Challenge | Identify each line in the records below that contains the word "most", and copy it.
'''
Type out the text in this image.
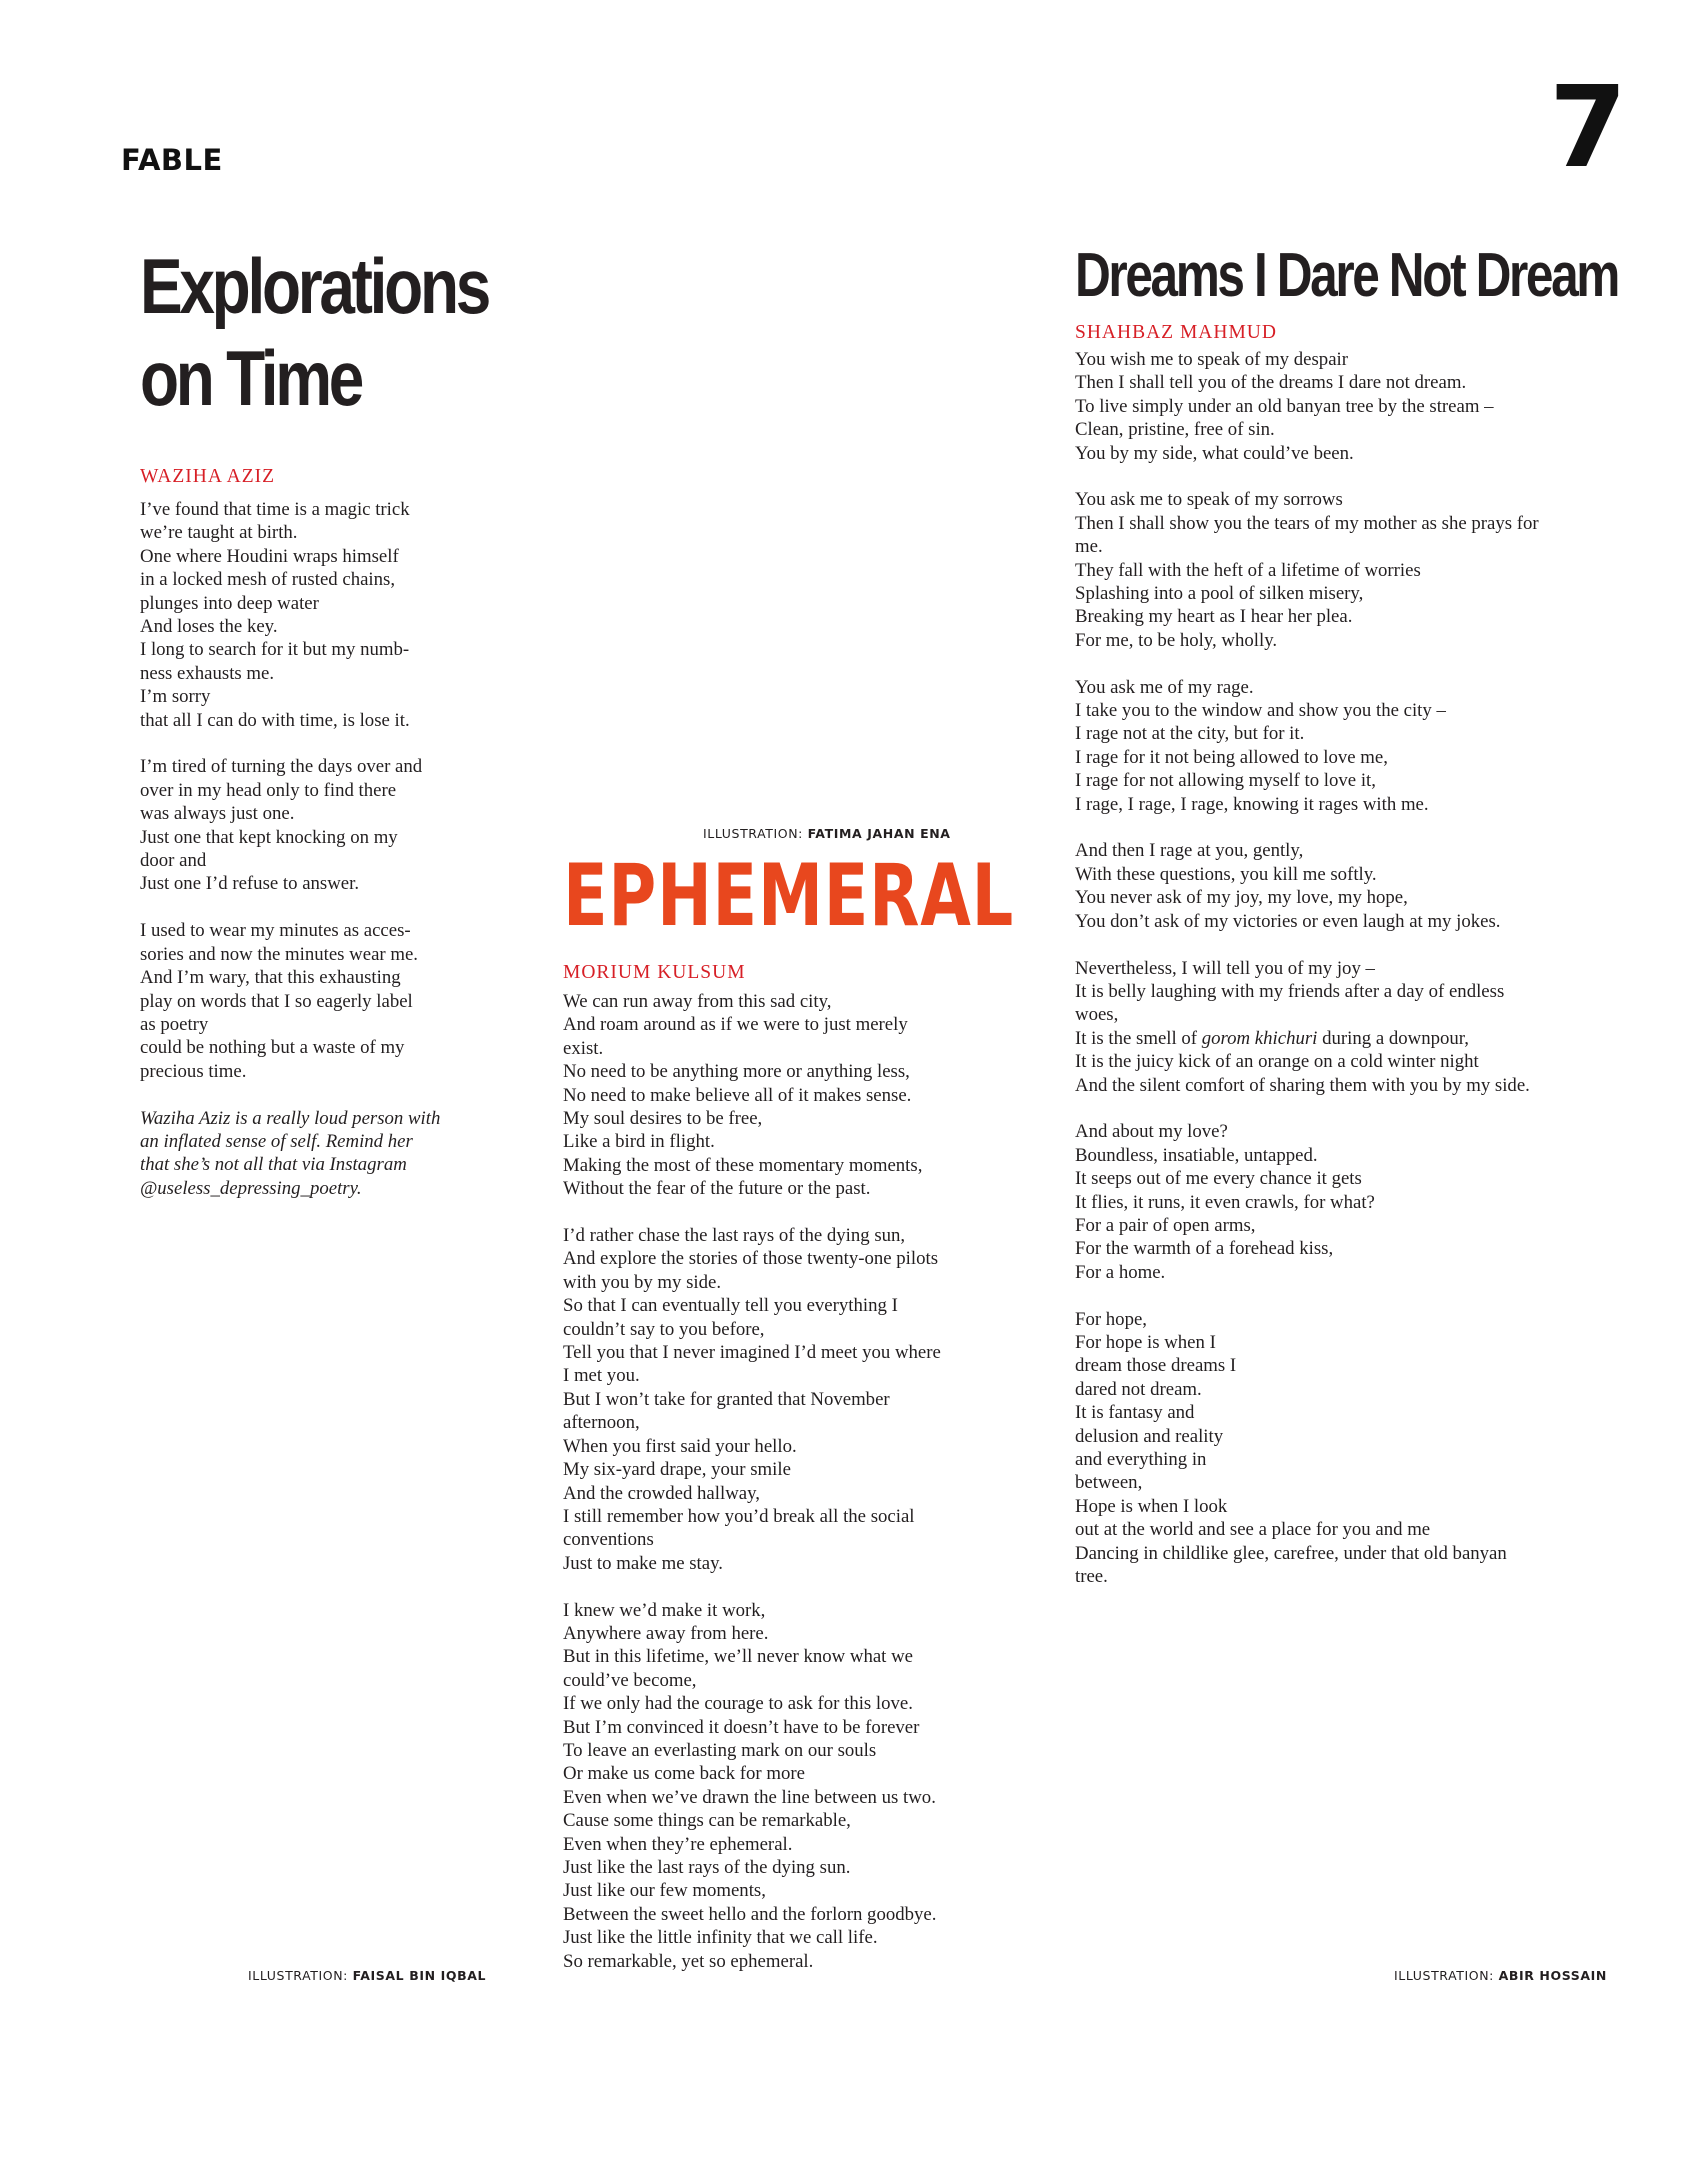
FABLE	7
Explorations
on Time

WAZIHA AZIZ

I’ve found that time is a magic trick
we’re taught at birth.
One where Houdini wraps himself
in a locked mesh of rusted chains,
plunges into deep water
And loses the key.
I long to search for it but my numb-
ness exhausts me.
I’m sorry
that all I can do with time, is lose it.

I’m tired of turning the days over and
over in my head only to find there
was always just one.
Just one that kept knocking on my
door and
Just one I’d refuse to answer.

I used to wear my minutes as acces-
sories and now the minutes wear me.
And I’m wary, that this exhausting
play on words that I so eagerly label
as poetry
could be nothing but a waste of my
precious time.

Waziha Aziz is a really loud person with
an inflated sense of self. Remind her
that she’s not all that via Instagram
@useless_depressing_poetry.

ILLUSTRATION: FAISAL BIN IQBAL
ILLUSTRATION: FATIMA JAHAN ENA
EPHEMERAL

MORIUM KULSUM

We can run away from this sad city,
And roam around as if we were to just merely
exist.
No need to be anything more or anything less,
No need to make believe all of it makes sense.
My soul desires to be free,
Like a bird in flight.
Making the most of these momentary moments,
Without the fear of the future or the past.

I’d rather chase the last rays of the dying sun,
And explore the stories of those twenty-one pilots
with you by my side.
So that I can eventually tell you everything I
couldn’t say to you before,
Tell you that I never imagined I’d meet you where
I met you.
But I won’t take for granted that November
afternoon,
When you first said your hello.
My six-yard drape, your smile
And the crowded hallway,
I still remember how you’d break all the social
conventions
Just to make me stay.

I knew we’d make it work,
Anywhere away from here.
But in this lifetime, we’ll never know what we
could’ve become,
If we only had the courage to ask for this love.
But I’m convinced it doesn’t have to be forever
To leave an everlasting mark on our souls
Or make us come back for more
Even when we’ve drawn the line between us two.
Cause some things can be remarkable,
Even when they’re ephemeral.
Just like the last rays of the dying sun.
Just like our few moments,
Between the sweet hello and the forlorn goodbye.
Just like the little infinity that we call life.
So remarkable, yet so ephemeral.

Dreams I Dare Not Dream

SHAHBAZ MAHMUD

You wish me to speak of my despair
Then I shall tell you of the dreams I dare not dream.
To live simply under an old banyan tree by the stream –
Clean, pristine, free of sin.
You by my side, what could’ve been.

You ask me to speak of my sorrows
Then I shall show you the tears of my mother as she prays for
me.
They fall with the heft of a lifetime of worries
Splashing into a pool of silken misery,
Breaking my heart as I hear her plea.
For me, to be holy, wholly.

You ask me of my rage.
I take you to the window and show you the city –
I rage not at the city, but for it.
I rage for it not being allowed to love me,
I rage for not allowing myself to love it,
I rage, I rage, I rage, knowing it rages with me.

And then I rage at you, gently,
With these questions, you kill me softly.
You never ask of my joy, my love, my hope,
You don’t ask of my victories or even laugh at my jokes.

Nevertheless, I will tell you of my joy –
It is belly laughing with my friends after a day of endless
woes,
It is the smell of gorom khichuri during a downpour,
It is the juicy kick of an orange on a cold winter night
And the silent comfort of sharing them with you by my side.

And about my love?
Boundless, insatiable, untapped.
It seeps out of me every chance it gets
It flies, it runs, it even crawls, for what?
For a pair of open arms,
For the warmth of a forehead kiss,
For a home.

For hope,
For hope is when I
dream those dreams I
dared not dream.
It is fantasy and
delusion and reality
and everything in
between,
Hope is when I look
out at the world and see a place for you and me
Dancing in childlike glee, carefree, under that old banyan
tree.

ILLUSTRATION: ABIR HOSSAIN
'''
'''
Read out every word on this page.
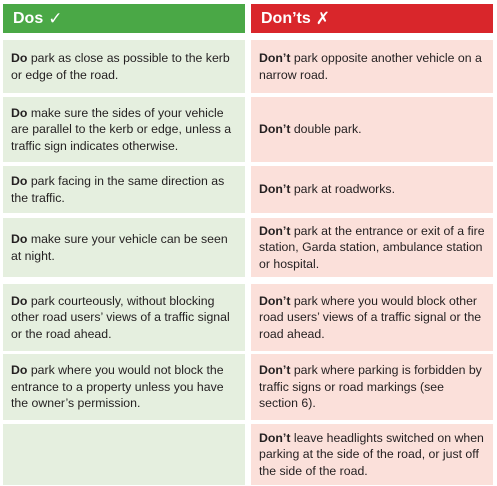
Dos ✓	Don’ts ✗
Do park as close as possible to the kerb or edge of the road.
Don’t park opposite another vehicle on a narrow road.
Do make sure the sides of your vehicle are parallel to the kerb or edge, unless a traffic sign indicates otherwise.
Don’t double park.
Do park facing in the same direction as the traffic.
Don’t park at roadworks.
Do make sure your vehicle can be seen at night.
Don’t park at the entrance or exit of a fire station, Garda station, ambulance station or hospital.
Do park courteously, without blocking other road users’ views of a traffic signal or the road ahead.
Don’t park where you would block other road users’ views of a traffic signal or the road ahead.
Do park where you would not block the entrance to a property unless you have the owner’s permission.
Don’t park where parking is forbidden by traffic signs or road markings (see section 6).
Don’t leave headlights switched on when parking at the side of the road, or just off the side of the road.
'''
'''
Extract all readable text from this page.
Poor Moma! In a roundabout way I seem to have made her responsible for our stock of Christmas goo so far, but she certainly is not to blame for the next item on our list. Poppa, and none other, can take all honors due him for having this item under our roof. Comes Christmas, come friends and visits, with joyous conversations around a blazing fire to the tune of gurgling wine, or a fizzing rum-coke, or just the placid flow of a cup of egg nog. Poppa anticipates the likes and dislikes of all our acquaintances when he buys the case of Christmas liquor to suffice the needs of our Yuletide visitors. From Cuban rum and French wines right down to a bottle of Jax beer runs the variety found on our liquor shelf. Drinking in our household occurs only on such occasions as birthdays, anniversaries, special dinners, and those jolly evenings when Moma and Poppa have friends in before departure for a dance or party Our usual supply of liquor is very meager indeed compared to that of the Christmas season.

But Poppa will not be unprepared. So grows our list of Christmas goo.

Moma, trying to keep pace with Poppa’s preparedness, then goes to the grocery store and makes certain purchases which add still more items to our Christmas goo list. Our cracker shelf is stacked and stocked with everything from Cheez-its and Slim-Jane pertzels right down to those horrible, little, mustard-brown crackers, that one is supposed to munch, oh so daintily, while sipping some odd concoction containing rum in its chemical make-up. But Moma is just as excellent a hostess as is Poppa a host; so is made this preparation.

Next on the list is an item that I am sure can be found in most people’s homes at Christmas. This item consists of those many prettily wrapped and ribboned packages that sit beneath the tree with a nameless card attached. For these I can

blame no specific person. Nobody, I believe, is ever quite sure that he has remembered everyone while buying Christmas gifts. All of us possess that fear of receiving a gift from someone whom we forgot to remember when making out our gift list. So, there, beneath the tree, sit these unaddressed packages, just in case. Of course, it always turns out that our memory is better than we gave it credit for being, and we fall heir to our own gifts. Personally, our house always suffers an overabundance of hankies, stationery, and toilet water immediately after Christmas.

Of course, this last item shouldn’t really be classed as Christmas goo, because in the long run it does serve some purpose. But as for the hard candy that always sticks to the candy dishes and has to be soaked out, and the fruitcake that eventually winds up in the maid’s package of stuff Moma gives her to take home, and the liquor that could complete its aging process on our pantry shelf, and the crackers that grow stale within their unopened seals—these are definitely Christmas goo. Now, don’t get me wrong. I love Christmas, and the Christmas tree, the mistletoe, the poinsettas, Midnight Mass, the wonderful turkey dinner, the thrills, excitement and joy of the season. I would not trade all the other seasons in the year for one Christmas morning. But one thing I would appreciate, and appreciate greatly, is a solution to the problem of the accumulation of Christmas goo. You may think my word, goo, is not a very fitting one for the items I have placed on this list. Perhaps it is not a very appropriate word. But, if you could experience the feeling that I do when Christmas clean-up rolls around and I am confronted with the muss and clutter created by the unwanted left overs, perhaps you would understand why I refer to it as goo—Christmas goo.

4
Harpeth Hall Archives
'''
Exercise response |
Making the most of these momentary moments,
Next on the list is an item that I am sure can be found in most people’s homes at Christmas. This item consists of those many prettily wrapped and ribboned packages that sit beneath the tree with a nameless card attached. For these I can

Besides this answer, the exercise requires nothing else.